### The task
Check every line of the entries below for the word "mājsaimniecības", and copy the ones that have it.

# # # #

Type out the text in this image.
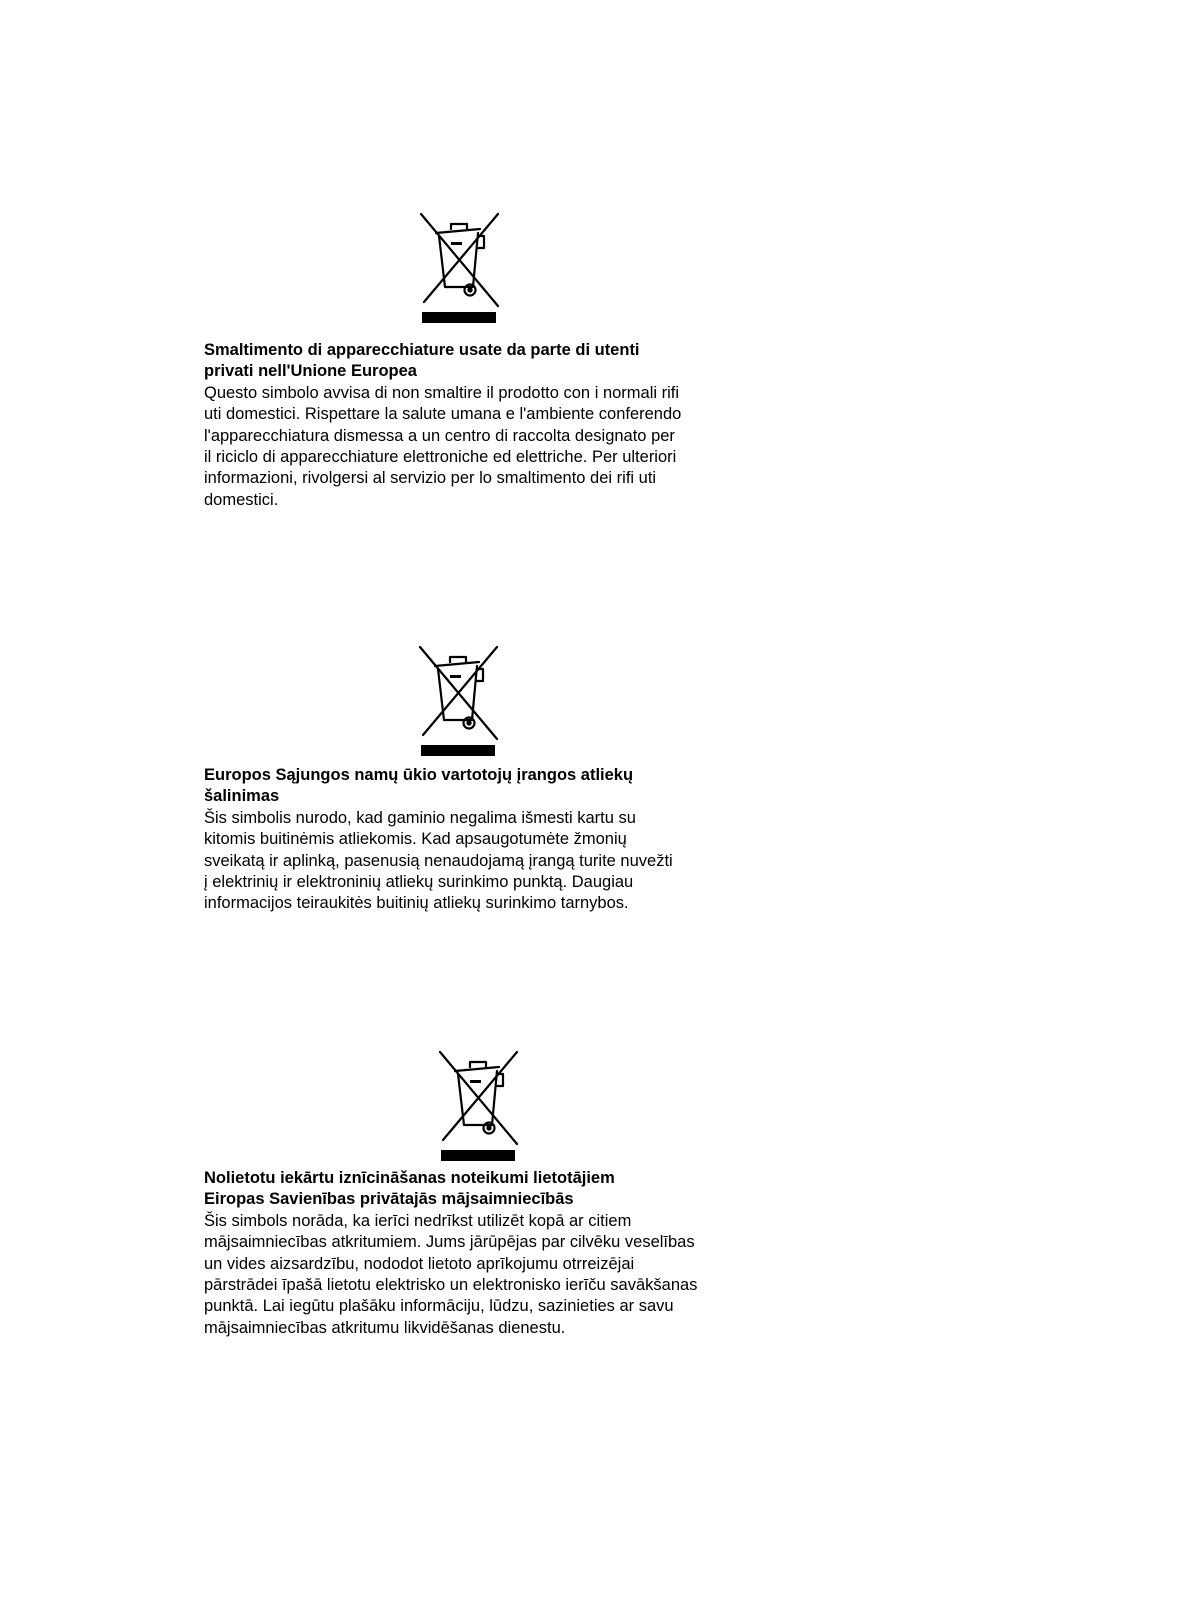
Smaltimento di apparecchiature usate da parte di utenti
privati nell'Unione Europea

Questo simbolo avvisa di non smaltire il prodotto con i normali rifi
uti domestici. Rispettare la salute umana e l'ambiente conferendo
l'apparecchiatura dismessa a un centro di raccolta designato per
il riciclo di apparecchiature elettroniche ed elettriche. Per ulteriori
informazioni, rivolgersi al servizio per lo smaltimento dei rifi uti
domestici.

Europos Sąjungos namų ūkio vartotojų įrangos atliekų
šalinimas

Šis simbolis nurodo, kad gaminio negalima išmesti kartu su
kitomis buitinėmis atliekomis. Kad apsaugotumėte žmonių
sveikatą ir aplinką, pasenusią nenaudojamą įrangą turite nuvežti
į elektrinių ir elektroninių atliekų surinkimo punktą. Daugiau
informacijos teiraukitės buitinių atliekų surinkimo tarnybos.

Nolietotu iekārtu iznīcināšanas noteikumi lietotājiem
Eiropas Savienības privātajās mājsaimniecībās

Šis simbols norāda, ka ierīci nedrīkst utilizēt kopā ar citiem
mājsaimniecības atkritumiem. Jums jārūpējas par cilvēku veselības
un vides aizsardzību, nododot lietoto aprīkojumu otrreizējai
pārstrādei īpašā lietotu elektrisko un elektronisko ierīču savākšanas
punktā. Lai iegūtu plašāku informāciju, lūdzu, sazinieties ar savu
mājsaimniecības atkritumu likvidēšanas dienestu.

# # # #

### Worked solution
mājsaimniecības atkritumiem. Jums jārūpējas par cilvēku veselības
mājsaimniecības atkritumu likvidēšanas dienestu.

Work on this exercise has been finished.